╔══

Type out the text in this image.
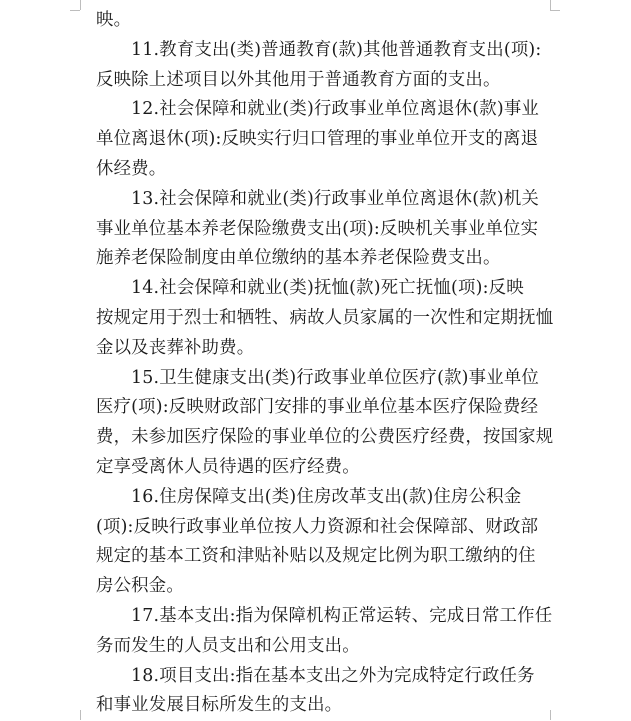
映。
11.教育支出(类)普通教育(款)其他普通教育支出(项):
反映除上述项目以外其他用于普通教育方面的支出。
12.社会保障和就业(类)行政事业单位离退休(款)事业
单位离退休(项):反映实行归口管理的事业单位开支的离退
休经费。
13.社会保障和就业(类)行政事业单位离退休(款)机关
事业单位基本养老保险缴费支出(项):反映机关事业单位实
施养老保险制度由单位缴纳的基本养老保险费支出。
14.社会保障和就业(类)抚恤(款)死亡抚恤(项):反映
按规定用于烈士和牺牲、病故人员家属的一次性和定期抚恤
金以及丧葬补助费。
15.卫生健康支出(类)行政事业单位医疗(款)事业单位
医疗(项):反映财政部门安排的事业单位基本医疗保险费经
费，未参加医疗保险的事业单位的公费医疗经费，按国家规
定享受离休人员待遇的医疗经费。
16.住房保障支出(类)住房改革支出(款)住房公积金
(项):反映行政事业单位按人力资源和社会保障部、财政部
规定的基本工资和津贴补贴以及规定比例为职工缴纳的住
房公积金。
17.基本支出:指为保障机构正常运转、完成日常工作任
务而发生的人员支出和公用支出。
18.项目支出:指在基本支出之外为完成特定行政任务
和事业发展目标所发生的支出。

╚══

In the data above, tally the lines holding "社会保障和就业" and answer with the figure only.

3